*** Material for the task ***

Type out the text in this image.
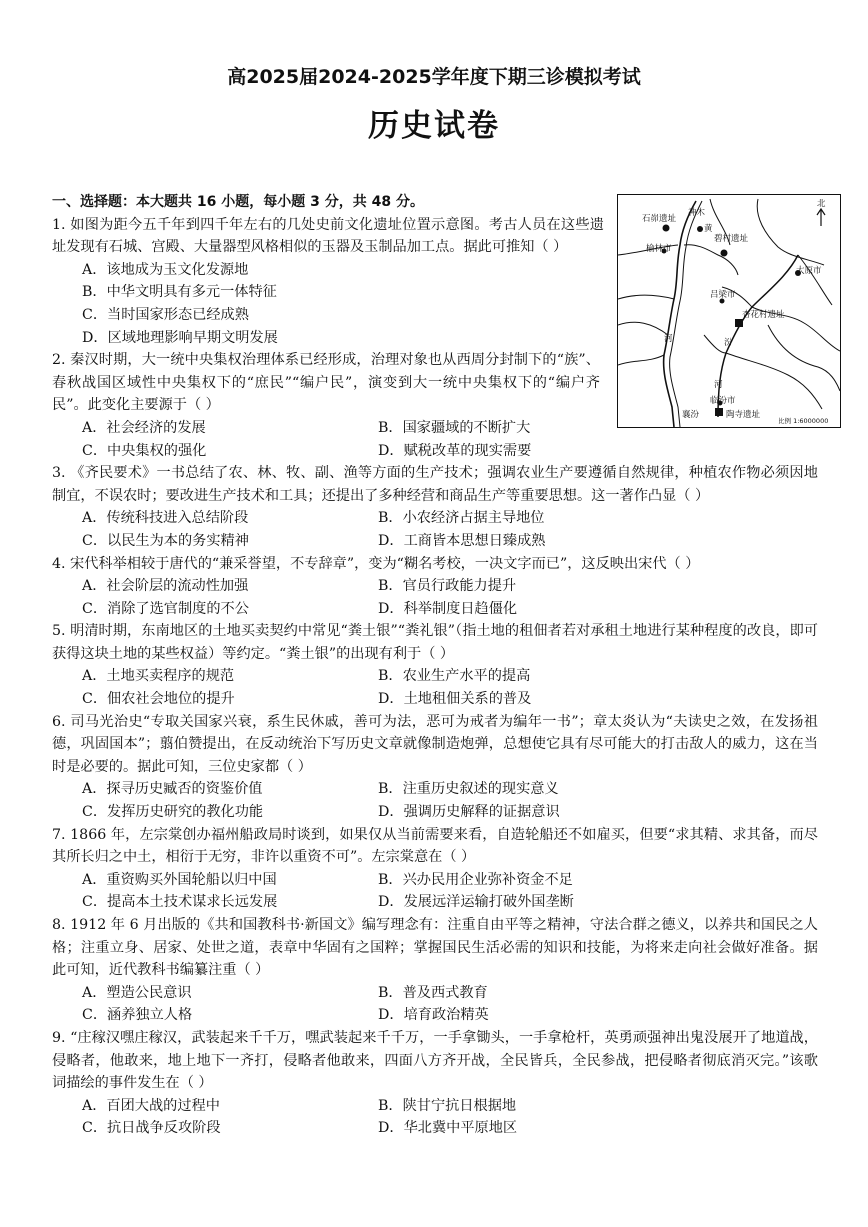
高2025届2024-2025学年度下期三诊模拟考试
历史试卷
北
石峁遗址
神木
黄
碧村遗址
榆林市
太原市
吕梁市
杏花村遗址
河	汾
河
临汾市
陶寺遗址
襄汾
比例 1:6000000

一、选择题：本大题共 16 小题，每小题 3 分，共 48 分。

1. 如图为距今五千年到四千年左右的几处史前文化遗址位置示意图。考古人员在这些遗址发现有石城、宫殿、大量器型风格相似的玉器及玉制品加工点。据此可推知（ ）

A．该地成为玉文化发源地
B．中华文明具有多元一体特征
C．当时国家形态已经成熟
D．区域地理影响早期文明发展

2. 秦汉时期，大一统中央集权治理体系已经形成，治理对象也从西周分封制下的“族”、春秋战国区域性中央集权下的“庶民”“编户民”，演变到大一统中央集权下的“编户齐民”。此变化主要源于（ ）

A．社会经济的发展	B．国家疆域的不断扩大
C．中央集权的强化	D．赋税改革的现实需要

3. 《齐民要术》一书总结了农、林、牧、副、渔等方面的生产技术；强调农业生产要遵循自然规律，种植农作物必须因地制宜，不误农时；要改进生产技术和工具；还提出了多种经营和商品生产等重要思想。这一著作凸显（ ）

A．传统科技进入总结阶段	B．小农经济占据主导地位
C．以民生为本的务实精神	D．工商皆本思想日臻成熟

4. 宋代科举相较于唐代的“兼采誉望，不专辞章”，变为“糊名考校，一决文字而已”，这反映出宋代（ ）

A．社会阶层的流动性加强	B．官员行政能力提升
C．消除了选官制度的不公	D．科举制度日趋僵化

5. 明清时期，东南地区的土地买卖契约中常见“粪土银”“粪礼银”（指土地的租佃者若对承租土地进行某种程度的改良，即可获得这块土地的某些权益）等约定。“粪土银”的出现有利于（ ）

A．土地买卖程序的规范	B．农业生产水平的提高
C．佃农社会地位的提升	D．土地租佃关系的普及

6. 司马光治史“专取关国家兴衰，系生民休戚，善可为法，恶可为戒者为编年一书”；章太炎认为“夫读史之效，在发扬祖德，巩固国本”；翦伯赞提出，在反动统治下写历史文章就像制造炮弹，总想使它具有尽可能大的打击敌人的威力，这在当时是必要的。据此可知，三位史家都（ ）

A．探寻历史臧否的资鉴价值	B．注重历史叙述的现实意义
C．发挥历史研究的教化功能	D．强调历史解释的证据意识

7. 1866 年，左宗棠创办福州船政局时谈到，如果仅从当前需要来看，自造轮船还不如雇买，但要“求其精、求其备，而尽其所长归之中土，相衍于无穷，非许以重资不可”。左宗棠意在（ ）

A．重资购买外国轮船以归中国	B．兴办民用企业弥补资金不足
C．提高本土技术谋求长远发展	D．发展远洋运输打破外国垄断

8. 1912 年 6 月出版的《共和国教科书·新国文》编写理念有：注重自由平等之精神，守法合群之德义，以养共和国民之人格；注重立身、居家、处世之道，表章中华固有之国粹；掌握国民生活必需的知识和技能，为将来走向社会做好准备。据此可知，近代教科书编纂注重（ ）

A．塑造公民意识	B．普及西式教育
C．涵养独立人格	D．培育政治精英

9. “庄稼汉嘿庄稼汉，武装起来千千万，嘿武装起来千千万，一手拿锄头，一手拿枪杆，英勇顽强神出鬼没展开了地道战，侵略者，他敢来，地上地下一齐打，侵略者他敢来，四面八方齐开战，全民皆兵，全民参战，把侵略者彻底消灭完。”该歌词描绘的事件发生在（ ）

A．百团大战的过程中	B．陕甘宁抗日根据地
C．抗日战争反攻阶段	D．华北冀中平原地区
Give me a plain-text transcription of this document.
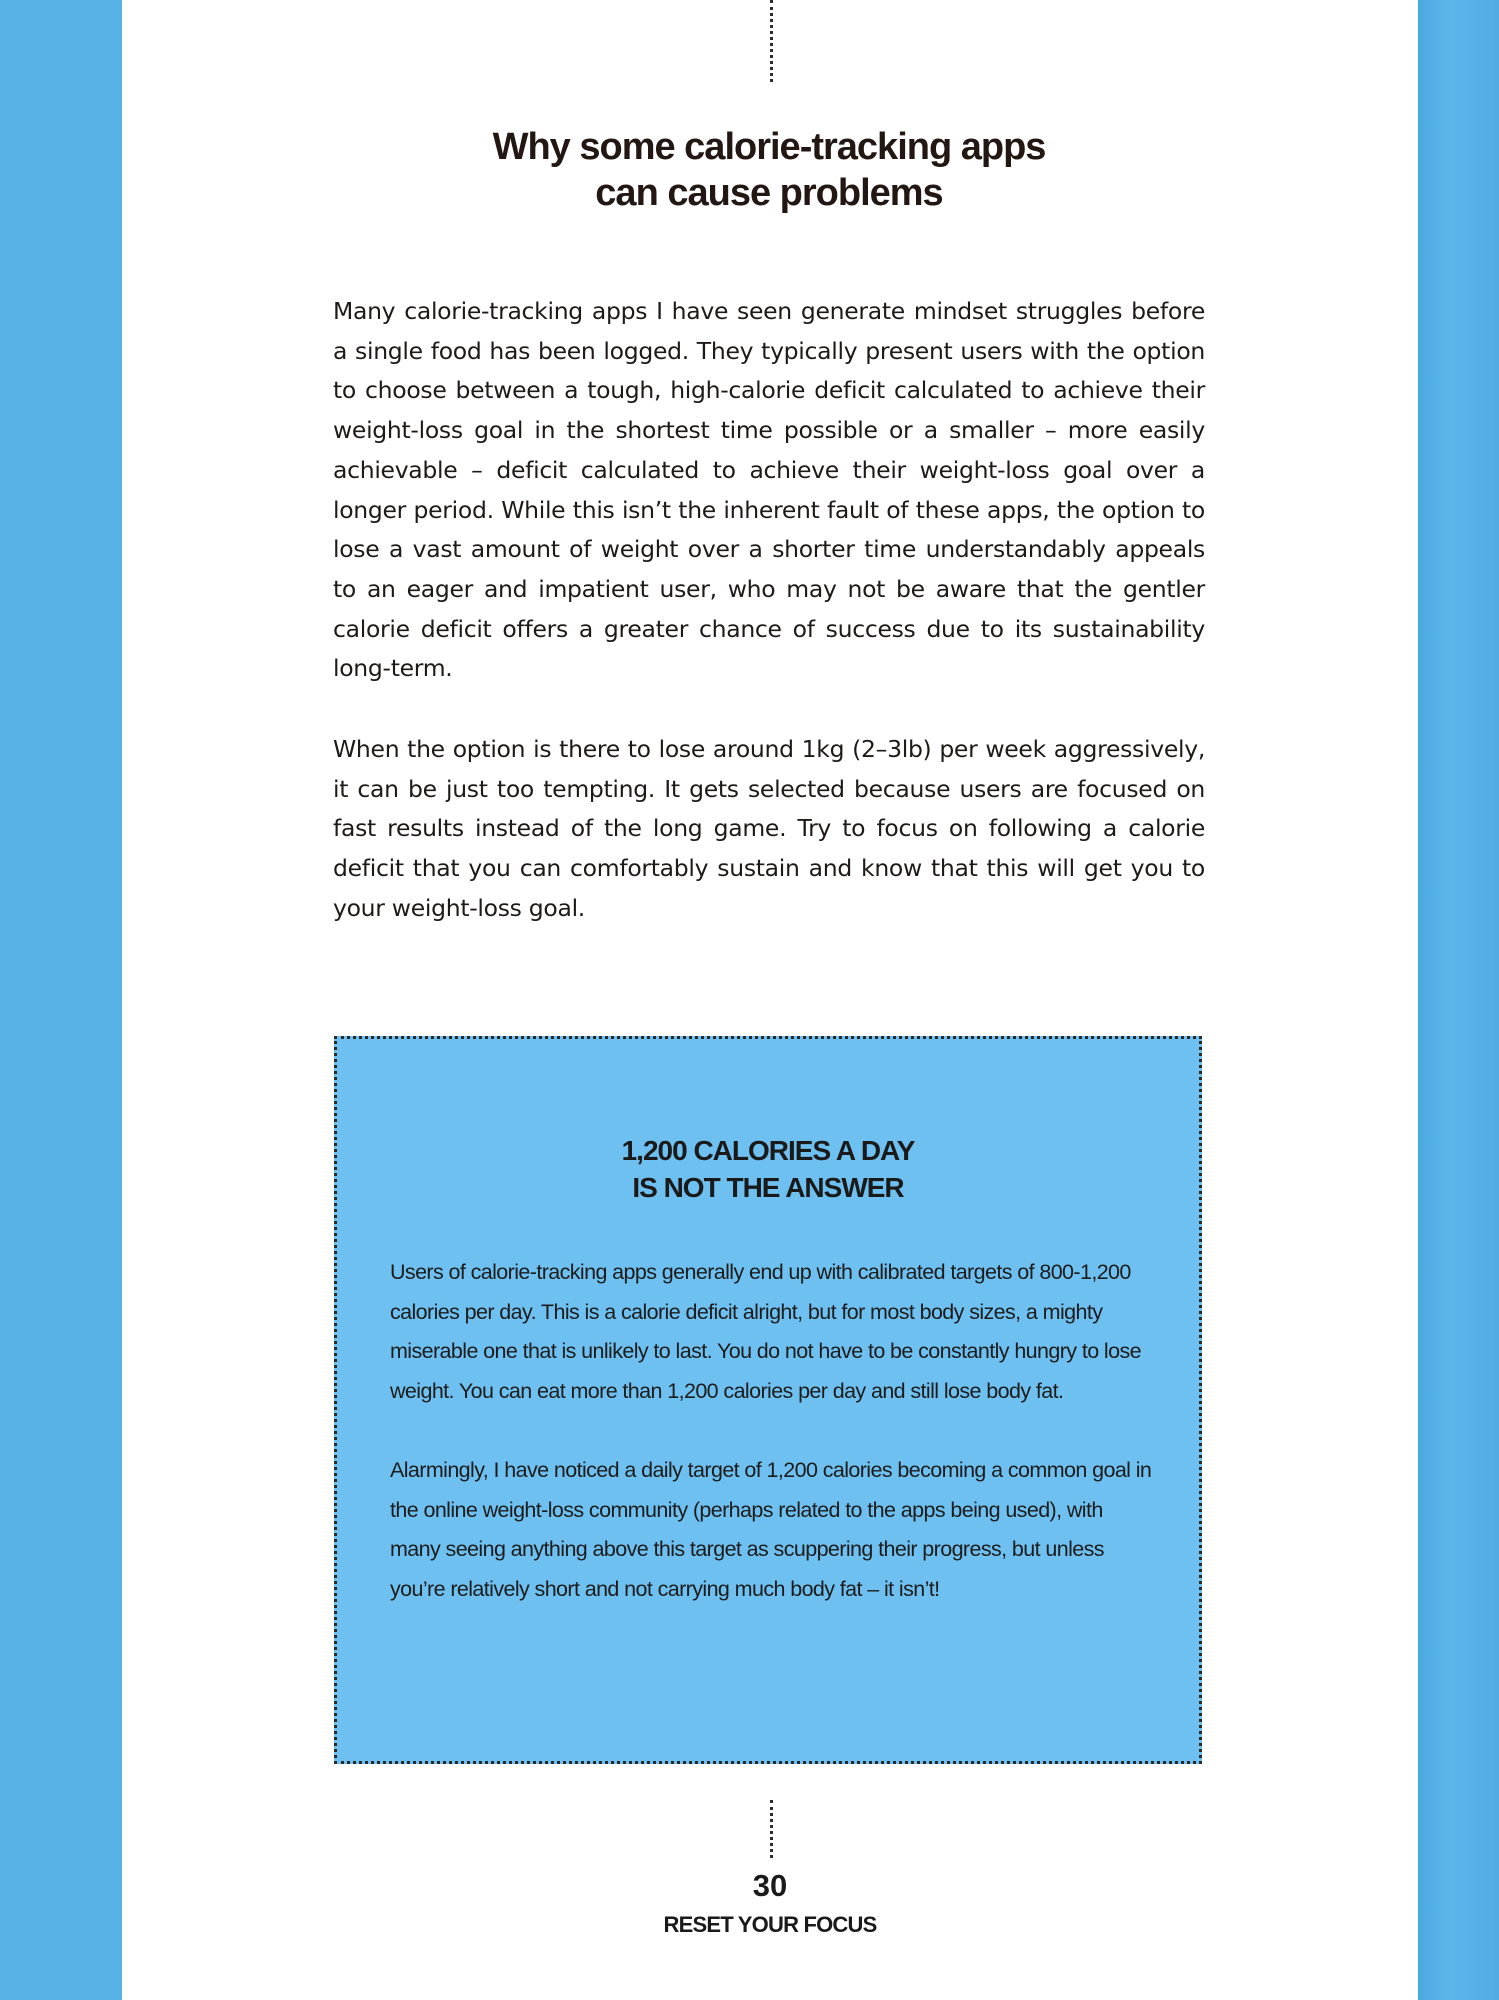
Why some calorie-tracking apps
can cause problems

Many calorie-tracking apps I have seen generate mindset struggles before a single food has been logged. They typically present users with the option to choose between a tough, high-calorie deficit calculated to achieve their weight-loss goal in the shortest time possible or a smaller – more easily achievable – deficit calculated to achieve their weight-loss goal over a longer period. While this isn’t the inherent fault of these apps, the option to lose a vast amount of weight over a shorter time understandably appeals to an eager and impatient user, who may not be aware that the gentler calorie deficit offers a greater chance of success due to its sustainability long-term.

When the option is there to lose around 1kg (2–3lb) per week aggressively, it can be just too tempting. It gets selected because users are focused on fast results instead of the long game. Try to focus on following a calorie deficit that you can comfortably sustain and know that this will get you to your weight-loss goal.

1,200 CALORIES A DAY
IS NOT THE ANSWER

Users of calorie-tracking apps generally end up with calibrated targets of 800-1,200 calories per day. This is a calorie deficit alright, but for most body sizes, a mighty miserable one that is unlikely to last. You do not have to be constantly hungry to lose weight. You can eat more than 1,200 calories per day and still lose body fat.

Alarmingly, I have noticed a daily target of 1,200 calories becoming a common goal in the online weight-loss community (perhaps related to the apps being used), with many seeing anything above this target as scuppering their progress, but unless you’re relatively short and not carrying much body fat – it isn’t!

30

RESET YOUR FOCUS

***

__What this task involves__: Every record gets retyped exactly; no picture goes into the copy.

__Completed task__:
Type out the text in this image.
高2025届2024-2025学年度下期三诊模拟考试
历史试卷
北
石峁遗址
神木
黄
碧村遗址
榆林市
太原市
吕梁市
杏花村遗址
河	汾
河
临汾市
陶寺遗址
襄汾
比例 1:6000000

一、选择题：本大题共 16 小题，每小题 3 分，共 48 分。

1. 如图为距今五千年到四千年左右的几处史前文化遗址位置示意图。考古人员在这些遗址发现有石城、宫殿、大量器型风格相似的玉器及玉制品加工点。据此可推知（ ）

A．该地成为玉文化发源地
B．中华文明具有多元一体特征
C．当时国家形态已经成熟
D．区域地理影响早期文明发展

2. 秦汉时期，大一统中央集权治理体系已经形成，治理对象也从西周分封制下的“族”、春秋战国区域性中央集权下的“庶民”“编户民”，演变到大一统中央集权下的“编户齐民”。此变化主要源于（ ）

A．社会经济的发展	B．国家疆域的不断扩大
C．中央集权的强化	D．赋税改革的现实需要

3. 《齐民要术》一书总结了农、林、牧、副、渔等方面的生产技术；强调农业生产要遵循自然规律，种植农作物必须因地制宜，不误农时；要改进生产技术和工具；还提出了多种经营和商品生产等重要思想。这一著作凸显（ ）

A．传统科技进入总结阶段	B．小农经济占据主导地位
C．以民生为本的务实精神	D．工商皆本思想日臻成熟

4. 宋代科举相较于唐代的“兼采誉望，不专辞章”，变为“糊名考校，一决文字而已”，这反映出宋代（ ）

A．社会阶层的流动性加强	B．官员行政能力提升
C．消除了选官制度的不公	D．科举制度日趋僵化

5. 明清时期，东南地区的土地买卖契约中常见“粪土银”“粪礼银”（指土地的租佃者若对承租土地进行某种程度的改良，即可获得这块土地的某些权益）等约定。“粪土银”的出现有利于（ ）

A．土地买卖程序的规范	B．农业生产水平的提高
C．佃农社会地位的提升	D．土地租佃关系的普及

6. 司马光治史“专取关国家兴衰，系生民休戚，善可为法，恶可为戒者为编年一书”；章太炎认为“夫读史之效，在发扬祖德，巩固国本”；翦伯赞提出，在反动统治下写历史文章就像制造炮弹，总想使它具有尽可能大的打击敌人的威力，这在当时是必要的。据此可知，三位史家都（ ）

A．探寻历史臧否的资鉴价值	B．注重历史叙述的现实意义
C．发挥历史研究的教化功能	D．强调历史解释的证据意识

7. 1866 年，左宗棠创办福州船政局时谈到，如果仅从当前需要来看，自造轮船还不如雇买，但要“求其精、求其备，而尽其所长归之中土，相衍于无穷，非许以重资不可”。左宗棠意在（ ）

A．重资购买外国轮船以归中国	B．兴办民用企业弥补资金不足
C．提高本土技术谋求长远发展	D．发展远洋运输打破外国垄断

8. 1912 年 6 月出版的《共和国教科书·新国文》编写理念有：注重自由平等之精神，守法合群之德义，以养共和国民之人格；注重立身、居家、处世之道，表章中华固有之国粹；掌握国民生活必需的知识和技能，为将来走向社会做好准备。据此可知，近代教科书编纂注重（ ）

A．塑造公民意识	B．普及西式教育
C．涵养独立人格	D．培育政治精英

9. “庄稼汉嘿庄稼汉，武装起来千千万，嘿武装起来千千万，一手拿锄头，一手拿枪杆，英勇顽强神出鬼没展开了地道战，侵略者，他敢来，地上地下一齐打，侵略者他敢来，四面八方齐开战，全民皆兵，全民参战，把侵略者彻底消灭完。”该歌词描绘的事件发生在（ ）

A．百团大战的过程中	B．陕甘宁抗日根据地
C．抗日战争反攻阶段	D．华北冀中平原地区
Give me a plain-text transcription of this document.
Why some calorie-tracking apps
can cause problems

Many calorie-tracking apps I have seen generate mindset struggles before a single food has been logged. They typically present users with the option to choose between a tough, high-calorie deficit calculated to achieve their weight-loss goal in the shortest time possible or a smaller – more easily achievable – deficit calculated to achieve their weight-loss goal over a longer period. While this isn’t the inherent fault of these apps, the option to lose a vast amount of weight over a shorter time understandably appeals to an eager and impatient user, who may not be aware that the gentler calorie deficit offers a greater chance of success due to its sustainability long-term.

When the option is there to lose around 1kg (2–3lb) per week aggressively, it can be just too tempting. It gets selected because users are focused on fast results instead of the long game. Try to focus on following a calorie deficit that you can comfortably sustain and know that this will get you to your weight-loss goal.

1,200 CALORIES A DAY
IS NOT THE ANSWER

Users of calorie-tracking apps generally end up with calibrated targets of 800-1,200 calories per day. This is a calorie deficit alright, but for most body sizes, a mighty miserable one that is unlikely to last. You do not have to be constantly hungry to lose weight. You can eat more than 1,200 calories per day and still lose body fat.

Alarmingly, I have noticed a daily target of 1,200 calories becoming a common goal in the online weight-loss community (perhaps related to the apps being used), with many seeing anything above this target as scuppering their progress, but unless you’re relatively short and not carrying much body fat – it isn’t!

30

RESET YOUR FOCUS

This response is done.